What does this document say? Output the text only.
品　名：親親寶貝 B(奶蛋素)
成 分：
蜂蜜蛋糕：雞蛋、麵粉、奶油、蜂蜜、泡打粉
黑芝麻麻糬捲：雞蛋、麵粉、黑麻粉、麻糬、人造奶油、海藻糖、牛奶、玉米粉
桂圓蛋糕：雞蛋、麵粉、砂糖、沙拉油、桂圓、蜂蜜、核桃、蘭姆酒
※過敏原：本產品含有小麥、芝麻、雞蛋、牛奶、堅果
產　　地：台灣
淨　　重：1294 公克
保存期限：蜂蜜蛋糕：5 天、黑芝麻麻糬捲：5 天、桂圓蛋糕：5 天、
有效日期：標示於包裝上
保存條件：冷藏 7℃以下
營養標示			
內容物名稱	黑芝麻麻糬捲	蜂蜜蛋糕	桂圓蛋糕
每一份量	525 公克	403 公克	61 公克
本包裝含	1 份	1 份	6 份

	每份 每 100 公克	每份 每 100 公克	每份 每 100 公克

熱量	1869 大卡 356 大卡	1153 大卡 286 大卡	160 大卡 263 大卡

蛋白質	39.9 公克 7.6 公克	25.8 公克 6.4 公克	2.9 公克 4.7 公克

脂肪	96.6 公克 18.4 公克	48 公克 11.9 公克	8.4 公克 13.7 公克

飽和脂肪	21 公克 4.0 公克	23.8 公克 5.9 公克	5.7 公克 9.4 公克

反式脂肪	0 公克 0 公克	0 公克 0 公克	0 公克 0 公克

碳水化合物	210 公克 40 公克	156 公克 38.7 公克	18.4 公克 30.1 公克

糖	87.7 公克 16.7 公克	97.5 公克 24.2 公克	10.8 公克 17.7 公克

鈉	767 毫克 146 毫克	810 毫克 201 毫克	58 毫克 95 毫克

The exercise
Write out every line from the records above, word for word.

Result for this task
What does this document say? Output the text only.
品　名：親親寶貝 B(奶蛋素)
成 分：
蜂蜜蛋糕：雞蛋、麵粉、奶油、蜂蜜、泡打粉
黑芝麻麻糬捲：雞蛋、麵粉、黑麻粉、麻糬、人造奶油、海藻糖、牛奶、玉米粉
桂圓蛋糕：雞蛋、麵粉、砂糖、沙拉油、桂圓、蜂蜜、核桃、蘭姆酒
※過敏原：本產品含有小麥、芝麻、雞蛋、牛奶、堅果
產　　地：台灣
淨　　重：1294 公克
保存期限：蜂蜜蛋糕：5 天、黑芝麻麻糬捲：5 天、桂圓蛋糕：5 天、
有效日期：標示於包裝上
保存條件：冷藏 7℃以下
營養標示			
內容物名稱	黑芝麻麻糬捲	蜂蜜蛋糕	桂圓蛋糕
每一份量	525 公克	403 公克	61 公克
本包裝含	1 份	1 份	6 份

	每份 每 100 公克	每份 每 100 公克	每份 每 100 公克

熱量	1869 大卡 356 大卡	1153 大卡 286 大卡	160 大卡 263 大卡

蛋白質	39.9 公克 7.6 公克	25.8 公克 6.4 公克	2.9 公克 4.7 公克

脂肪	96.6 公克 18.4 公克	48 公克 11.9 公克	8.4 公克 13.7 公克

飽和脂肪	21 公克 4.0 公克	23.8 公克 5.9 公克	5.7 公克 9.4 公克

反式脂肪	0 公克 0 公克	0 公克 0 公克	0 公克 0 公克

碳水化合物	210 公克 40 公克	156 公克 38.7 公克	18.4 公克 30.1 公克

糖	87.7 公克 16.7 公克	97.5 公克 24.2 公克	10.8 公克 17.7 公克

鈉	767 毫克 146 毫克	810 毫克 201 毫克	58 毫克 95 毫克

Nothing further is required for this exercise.